Restate the listing that follows word for word, without its pictures.

━━ The records ━━

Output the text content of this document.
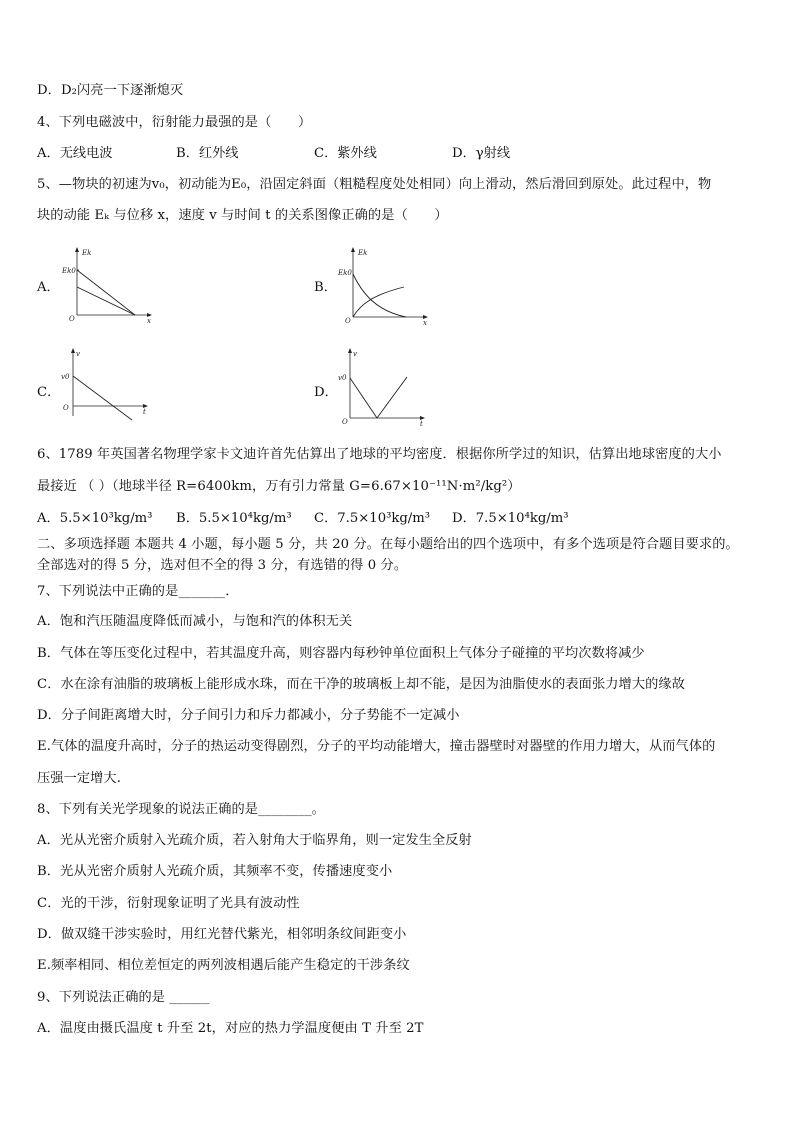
D．D₂闪亮一下逐渐熄灭
4、下列电磁波中，衍射能力最强的是（　　）
A．无线电波	B．红外线	C．紫外线	D．γ射线
5、—物块的初速为v₀，初动能为E₀，沿固定斜面（粗糙程度处处相同）向上滑动，然后滑回到原处。此过程中，物
块的动能 Eₖ 与位移 x，速度 v 与时间 t 的关系图像正确的是（　　）
A．
Ek
Ek0
O	x
B．
Ek
Ek0
O	x
C．
v
v0
O	t
D．
v
v0
O	t
6、1789 年英国著名物理学家卡文迪许首先估算出了地球的平均密度．根据你所学过的知识，估算出地球密度的大小
最接近 （ ）（地球半径 R=6400km，万有引力常量 G=6.67×10⁻¹¹N·m²/kg²）
A．5.5×10³kg/m³ B．5.5×10⁴kg/m³ C．7.5×10³kg/m³ D．7.5×10⁴kg/m³
二、多项选择题 本题共 4 小题，每小题 5 分，共 20 分。在每小题给出的四个选项中，有多个选项是符合题目要求的。
全部选对的得 5 分，选对但不全的得 3 分，有选错的得 0 分。
7、下列说法中正确的是_______．
A．饱和汽压随温度降低而减小，与饱和汽的体积无关
B．气体在等压变化过程中，若其温度升高，则容器内每秒钟单位面积上气体分子碰撞的平均次数将减少
C．水在涂有油脂的玻璃板上能形成水珠，而在干净的玻璃板上却不能，是因为油脂使水的表面张力增大的缘故
D．分子间距离增大时，分子间引力和斥力都减小，分子势能不一定减小
E.气体的温度升高时，分子的热运动变得剧烈，分子的平均动能增大，撞击器壁时对器壁的作用力增大，从而气体的
压强一定增大.
8、下列有关光学现象的说法正确的是________。
A．光从光密介质射入光疏介质，若入射角大于临界角，则一定发生全反射
B．光从光密介质射人光疏介质，其频率不变，传播速度变小
C．光的干涉，衍射现象证明了光具有波动性
D．做双缝干涉实验时，用红光替代紫光，相邻明条纹间距变小
E.频率相同、相位差恒定的两列波相遇后能产生稳定的干涉条纹
9、下列说法正确的是 ______
A．温度由摄氏温度 t 升至 2t，对应的热力学温度便由 T 升至 2T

━━━

• **Result below**
Output the text content of this document.
D．D₂闪亮一下逐渐熄灭
4、下列电磁波中，衍射能力最强的是（　　）
A．无线电波	B．红外线	C．紫外线	D．γ射线
5、—物块的初速为v₀，初动能为E₀，沿固定斜面（粗糙程度处处相同）向上滑动，然后滑回到原处。此过程中，物
块的动能 Eₖ 与位移 x，速度 v 与时间 t 的关系图像正确的是（　　）
A．
Ek
Ek0
O	x
B．
Ek
Ek0
O	x
C．
v
v0
O	t
D．
v
v0
O	t
6、1789 年英国著名物理学家卡文迪许首先估算出了地球的平均密度．根据你所学过的知识，估算出地球密度的大小
最接近 （ ）（地球半径 R=6400km，万有引力常量 G=6.67×10⁻¹¹N·m²/kg²）
A．5.5×10³kg/m³ B．5.5×10⁴kg/m³ C．7.5×10³kg/m³ D．7.5×10⁴kg/m³
二、多项选择题 本题共 4 小题，每小题 5 分，共 20 分。在每小题给出的四个选项中，有多个选项是符合题目要求的。
全部选对的得 5 分，选对但不全的得 3 分，有选错的得 0 分。
7、下列说法中正确的是_______．
A．饱和汽压随温度降低而减小，与饱和汽的体积无关
B．气体在等压变化过程中，若其温度升高，则容器内每秒钟单位面积上气体分子碰撞的平均次数将减少
C．水在涂有油脂的玻璃板上能形成水珠，而在干净的玻璃板上却不能，是因为油脂使水的表面张力增大的缘故
D．分子间距离增大时，分子间引力和斥力都减小，分子势能不一定减小
E.气体的温度升高时，分子的热运动变得剧烈，分子的平均动能增大，撞击器壁时对器壁的作用力增大，从而气体的
压强一定增大.
8、下列有关光学现象的说法正确的是________。
A．光从光密介质射入光疏介质，若入射角大于临界角，则一定发生全反射
B．光从光密介质射人光疏介质，其频率不变，传播速度变小
C．光的干涉，衍射现象证明了光具有波动性
D．做双缝干涉实验时，用红光替代紫光，相邻明条纹间距变小
E.频率相同、相位差恒定的两列波相遇后能产生稳定的干涉条纹
9、下列说法正确的是 ______
A．温度由摄氏温度 t 升至 2t，对应的热力学温度便由 T 升至 2T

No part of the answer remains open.